DATASET CONTENT:
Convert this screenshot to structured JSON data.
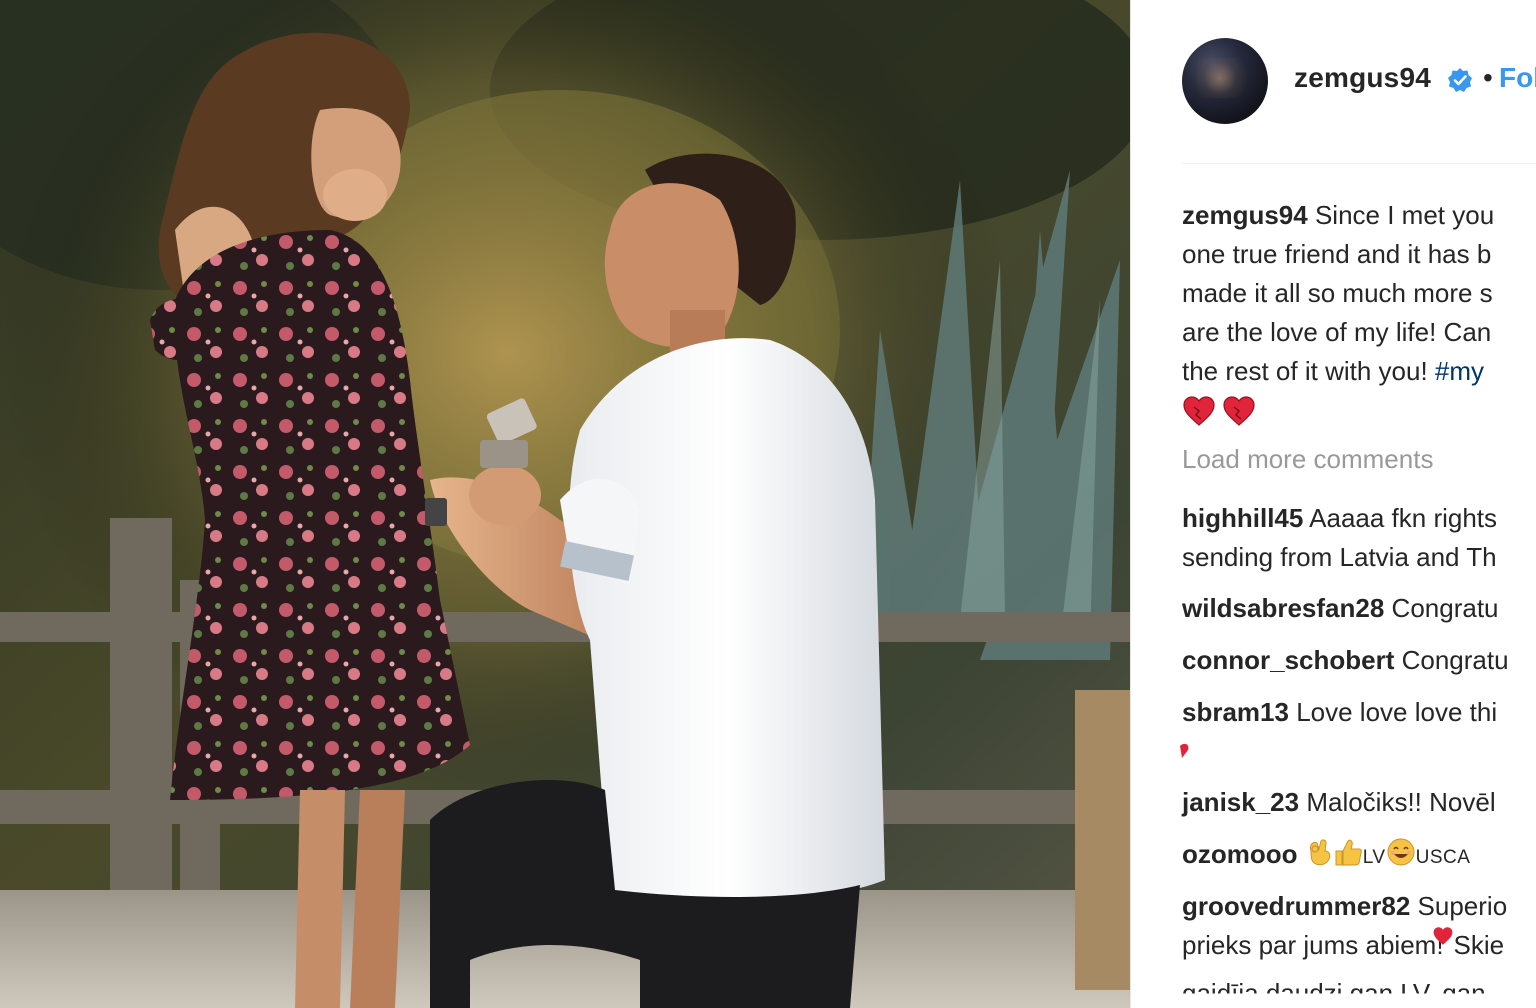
{
  "post": {
    "username": "zemgus94",
    "follow_label": "Follow",
    "separator": "•",
    "caption_lines": [
      "Since I met you",
      "one true friend and it has b",
      "made it all so much more s",
      "are the love of my life! Can",
      "the rest of it with you!"
    ],
    "caption_hashtag": "#my",
    "caption_hearts": [
      "heart-icon",
      "heart-icon"
    ]
  },
  "load_more_label": "Load more comments",
  "comments": [
    {
      "username": "highhill45",
      "text": "Aaaaa fkn rights",
      "continuation": "sending from Latvia and Th"
    },
    {
      "username": "wildsabresfan28",
      "text": "Congratu"
    },
    {
      "username": "connor_schobert",
      "text": "Congratu"
    },
    {
      "username": "sbram13",
      "text": "Love love love thi"
    },
    {
      "username": "janisk_23",
      "text": "Maločiks!! Novēl"
    },
    {
      "username": "ozomooo",
      "text_parts": [
        "LV",
        "USCA"
      ]
    },
    {
      "username": "groovedrummer82",
      "text": "Superio",
      "continuation": "prieks par jums abiem!",
      "continuation_tail": "Skie"
    }
  ],
  "cutoff_text": "gaidīja daudzi gan LV, gan",
  "colors": {
    "link": "#3897f0",
    "verified": "#3897f0",
    "text": "#262626",
    "muted": "#999999",
    "hashtag": "#003569"
  }
}
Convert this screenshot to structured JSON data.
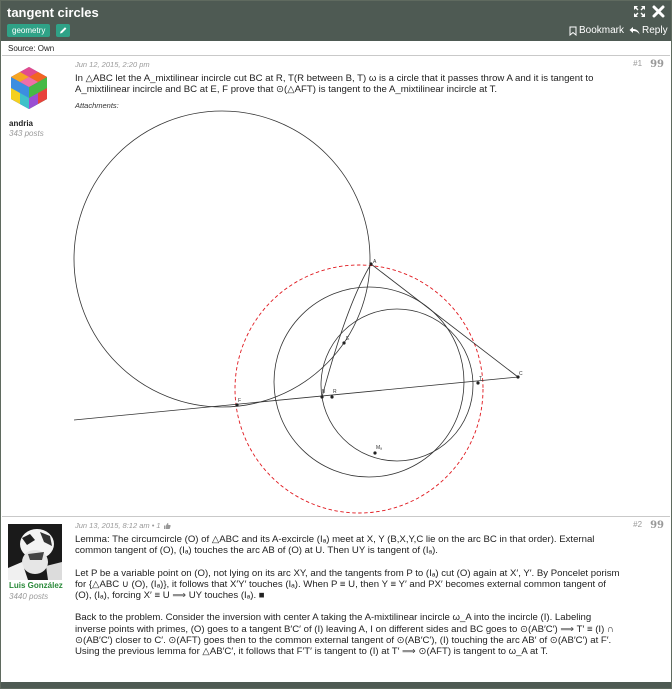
{
  "topic": {
    "title": "tangent circles",
    "tag": "geometry",
    "bookmark_label": "Bookmark",
    "reply_label": "Reply",
    "source": "Source: Own"
  },
  "colors": {
    "topbar": "#4e5a53",
    "tag": "#2fa287",
    "green_name": "#2a8a3a",
    "dashed_circle": "#e0181e"
  },
  "posts": [
    {
      "username": "andria",
      "postcount": "343 posts",
      "date": "Jun 12, 2015, 2:20 pm",
      "number": "#1",
      "text": "In △ABC let the A_mixtilinear incircle cut BC at R, T(R between B, T) ω is a circle that it passes throw A and it is tangent to A_mixtilinear incircle and BC at E, F prove that ⊙(△AFT) is tangent to the A_mixtilinear incircle at T.",
      "attachments_label": "Attachments:",
      "figure_labels": {
        "A": "A",
        "B": "B",
        "R": "R",
        "T": "T",
        "C": "C",
        "F": "F",
        "E": "E",
        "Ma": "Mₐ"
      }
    },
    {
      "username": "Luis González",
      "postcount": "3440 posts",
      "date": "Jun 13, 2015, 8:12 am • 1",
      "number": "#2",
      "para1": "Lemma: The circumcircle (O) of △ABC and its A-excircle (Iₐ) meet at X, Y (B,X,Y,C lie on the arc BC in that order). External common tangent of (O), (Iₐ) touches the arc AB of (O) at U. Then UY is tangent of (Iₐ).",
      "para2": "Let P be a variable point on (O), not lying on its arc XY, and the tangents from P to (Iₐ) cut (O) again at X′, Y′. By Poncelet porism for {△ABC ∪ (O), (Iₐ)}, it follows that X′Y′ touches (Iₐ). When P ≡ U, then Y ≡ Y′ and PX′ becomes external common tangent of (O), (Iₐ), forcing X′ ≡ U ⟹ UY touches (Iₐ). ■",
      "para3": "Back to the problem. Consider the inversion with center A taking the A-mixtilinear incircle ω_A into the incircle (I). Labeling inverse points with primes, (O) goes to a tangent B′C′ of (I) leaving A, I on different sides and BC goes to ⊙(AB′C′) ⟹ T′ ≡ (I) ∩ ⊙(AB′C′) closer to C′. ⊙(AFT) goes then to the common external tangent of ⊙(AB′C′), (I) touching the arc AB′ of ⊙(AB′C′) at F′. Using the previous lemma for △AB′C′, it follows that F′T′ is tangent to (I) at T′ ⟹ ⊙(AFT) is tangent to ω_A at T."
    }
  ]
}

YOUR GOAL:
Locate and copy each line in the data above that includes the word "touches".

FINAL RESULT:
      "para1": "Lemma: The circumcircle (O) of △ABC and its A-excircle (Iₐ) meet at X, Y (B,X,Y,C lie on the arc BC in that order). External common tangent of (O), (Iₐ) touches the arc AB of (O) at U. Then UY is tangent of (Iₐ).",
      "para2": "Let P be a variable point on (O), not lying on its arc XY, and the tangents from P to (Iₐ) cut (O) again at X′, Y′. By Poncelet porism for {△ABC ∪ (O), (Iₐ)}, it follows that X′Y′ touches (Iₐ). When P ≡ U, then Y ≡ Y′ and PX′ becomes external common tangent of (O), (Iₐ), forcing X′ ≡ U ⟹ UY touches (Iₐ). ■",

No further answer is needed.